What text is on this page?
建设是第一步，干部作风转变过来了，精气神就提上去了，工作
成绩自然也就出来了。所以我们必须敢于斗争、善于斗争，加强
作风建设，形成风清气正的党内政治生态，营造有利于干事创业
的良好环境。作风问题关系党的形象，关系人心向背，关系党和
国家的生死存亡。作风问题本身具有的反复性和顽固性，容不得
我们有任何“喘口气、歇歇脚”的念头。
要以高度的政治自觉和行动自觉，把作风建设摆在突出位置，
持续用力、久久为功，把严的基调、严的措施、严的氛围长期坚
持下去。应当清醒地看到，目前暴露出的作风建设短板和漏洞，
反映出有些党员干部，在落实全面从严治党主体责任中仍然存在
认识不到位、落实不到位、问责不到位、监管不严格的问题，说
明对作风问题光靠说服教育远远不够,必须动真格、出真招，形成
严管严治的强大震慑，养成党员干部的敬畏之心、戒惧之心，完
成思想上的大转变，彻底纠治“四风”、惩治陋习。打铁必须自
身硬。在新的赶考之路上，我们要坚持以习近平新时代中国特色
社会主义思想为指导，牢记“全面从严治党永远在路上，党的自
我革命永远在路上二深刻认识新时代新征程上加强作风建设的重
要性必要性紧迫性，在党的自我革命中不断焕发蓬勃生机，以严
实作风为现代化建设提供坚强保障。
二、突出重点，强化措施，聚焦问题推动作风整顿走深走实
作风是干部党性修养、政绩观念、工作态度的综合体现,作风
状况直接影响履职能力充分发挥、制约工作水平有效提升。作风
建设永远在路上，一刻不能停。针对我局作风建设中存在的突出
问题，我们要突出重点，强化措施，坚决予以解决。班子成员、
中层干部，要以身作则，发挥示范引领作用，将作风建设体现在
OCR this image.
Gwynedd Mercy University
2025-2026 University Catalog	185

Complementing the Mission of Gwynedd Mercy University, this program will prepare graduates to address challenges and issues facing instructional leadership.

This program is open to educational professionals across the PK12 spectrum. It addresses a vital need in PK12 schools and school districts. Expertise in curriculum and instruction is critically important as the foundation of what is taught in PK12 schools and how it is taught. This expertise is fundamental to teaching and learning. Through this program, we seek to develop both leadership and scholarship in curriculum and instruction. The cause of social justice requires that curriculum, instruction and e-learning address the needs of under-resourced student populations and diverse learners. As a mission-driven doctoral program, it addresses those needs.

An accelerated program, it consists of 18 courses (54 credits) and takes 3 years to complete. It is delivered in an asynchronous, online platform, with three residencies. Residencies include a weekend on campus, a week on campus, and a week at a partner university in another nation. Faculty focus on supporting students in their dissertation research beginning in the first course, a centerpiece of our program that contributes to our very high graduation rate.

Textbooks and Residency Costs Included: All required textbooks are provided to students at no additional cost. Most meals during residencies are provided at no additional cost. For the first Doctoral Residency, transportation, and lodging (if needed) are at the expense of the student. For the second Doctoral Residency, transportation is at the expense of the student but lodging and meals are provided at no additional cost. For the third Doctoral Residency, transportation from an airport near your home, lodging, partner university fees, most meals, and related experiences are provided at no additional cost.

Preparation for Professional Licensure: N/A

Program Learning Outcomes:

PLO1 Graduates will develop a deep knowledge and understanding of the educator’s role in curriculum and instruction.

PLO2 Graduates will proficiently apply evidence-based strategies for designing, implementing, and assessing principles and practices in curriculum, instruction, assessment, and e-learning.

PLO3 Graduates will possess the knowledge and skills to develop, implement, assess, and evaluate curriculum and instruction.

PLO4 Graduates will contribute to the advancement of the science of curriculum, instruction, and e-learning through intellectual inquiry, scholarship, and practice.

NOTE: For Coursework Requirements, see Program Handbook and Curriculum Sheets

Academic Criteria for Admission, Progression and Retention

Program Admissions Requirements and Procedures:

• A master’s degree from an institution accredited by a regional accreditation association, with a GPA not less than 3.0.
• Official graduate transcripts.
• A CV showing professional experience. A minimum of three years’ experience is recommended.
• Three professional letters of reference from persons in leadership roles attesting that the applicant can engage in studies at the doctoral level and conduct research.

^^^^

WRITTEN INSTRUCTION
Write the material out again in its entirety, exactly as shown.

TASK RESPONSE
What text is on this page?
建设是第一步，干部作风转变过来了，精气神就提上去了，工作
成绩自然也就出来了。所以我们必须敢于斗争、善于斗争，加强
作风建设，形成风清气正的党内政治生态，营造有利于干事创业
的良好环境。作风问题关系党的形象，关系人心向背，关系党和
国家的生死存亡。作风问题本身具有的反复性和顽固性，容不得
我们有任何“喘口气、歇歇脚”的念头。
要以高度的政治自觉和行动自觉，把作风建设摆在突出位置，
持续用力、久久为功，把严的基调、严的措施、严的氛围长期坚
持下去。应当清醒地看到，目前暴露出的作风建设短板和漏洞，
反映出有些党员干部，在落实全面从严治党主体责任中仍然存在
认识不到位、落实不到位、问责不到位、监管不严格的问题，说
明对作风问题光靠说服教育远远不够,必须动真格、出真招，形成
严管严治的强大震慑，养成党员干部的敬畏之心、戒惧之心，完
成思想上的大转变，彻底纠治“四风”、惩治陋习。打铁必须自
身硬。在新的赶考之路上，我们要坚持以习近平新时代中国特色
社会主义思想为指导，牢记“全面从严治党永远在路上，党的自
我革命永远在路上二深刻认识新时代新征程上加强作风建设的重
要性必要性紧迫性，在党的自我革命中不断焕发蓬勃生机，以严
实作风为现代化建设提供坚强保障。
二、突出重点，强化措施，聚焦问题推动作风整顿走深走实
作风是干部党性修养、政绩观念、工作态度的综合体现,作风
状况直接影响履职能力充分发挥、制约工作水平有效提升。作风
建设永远在路上，一刻不能停。针对我局作风建设中存在的突出
问题，我们要突出重点，强化措施，坚决予以解决。班子成员、
中层干部，要以身作则，发挥示范引领作用，将作风建设体现在
OCR this image.
Gwynedd Mercy University
2025-2026 University Catalog	185

Complementing the Mission of Gwynedd Mercy University, this program will prepare graduates to address challenges and issues facing instructional leadership.

This program is open to educational professionals across the PK12 spectrum. It addresses a vital need in PK12 schools and school districts. Expertise in curriculum and instruction is critically important as the foundation of what is taught in PK12 schools and how it is taught. This expertise is fundamental to teaching and learning. Through this program, we seek to develop both leadership and scholarship in curriculum and instruction. The cause of social justice requires that curriculum, instruction and e-learning address the needs of under-resourced student populations and diverse learners. As a mission-driven doctoral program, it addresses those needs.

An accelerated program, it consists of 18 courses (54 credits) and takes 3 years to complete. It is delivered in an asynchronous, online platform, with three residencies. Residencies include a weekend on campus, a week on campus, and a week at a partner university in another nation. Faculty focus on supporting students in their dissertation research beginning in the first course, a centerpiece of our program that contributes to our very high graduation rate.

Textbooks and Residency Costs Included: All required textbooks are provided to students at no additional cost. Most meals during residencies are provided at no additional cost. For the first Doctoral Residency, transportation, and lodging (if needed) are at the expense of the student. For the second Doctoral Residency, transportation is at the expense of the student but lodging and meals are provided at no additional cost. For the third Doctoral Residency, transportation from an airport near your home, lodging, partner university fees, most meals, and related experiences are provided at no additional cost.

Preparation for Professional Licensure: N/A

Program Learning Outcomes:

PLO1 Graduates will develop a deep knowledge and understanding of the educator’s role in curriculum and instruction.

PLO2 Graduates will proficiently apply evidence-based strategies for designing, implementing, and assessing principles and practices in curriculum, instruction, assessment, and e-learning.

PLO3 Graduates will possess the knowledge and skills to develop, implement, assess, and evaluate curriculum and instruction.

PLO4 Graduates will contribute to the advancement of the science of curriculum, instruction, and e-learning through intellectual inquiry, scholarship, and practice.

NOTE: For Coursework Requirements, see Program Handbook and Curriculum Sheets

Academic Criteria for Admission, Progression and Retention

Program Admissions Requirements and Procedures:

• A master’s degree from an institution accredited by a regional accreditation association, with a GPA not less than 3.0.
• Official graduate transcripts.
• A CV showing professional experience. A minimum of three years’ experience is recommended.
• Three professional letters of reference from persons in leadership roles attesting that the applicant can engage in studies at the doctoral level and conduct research.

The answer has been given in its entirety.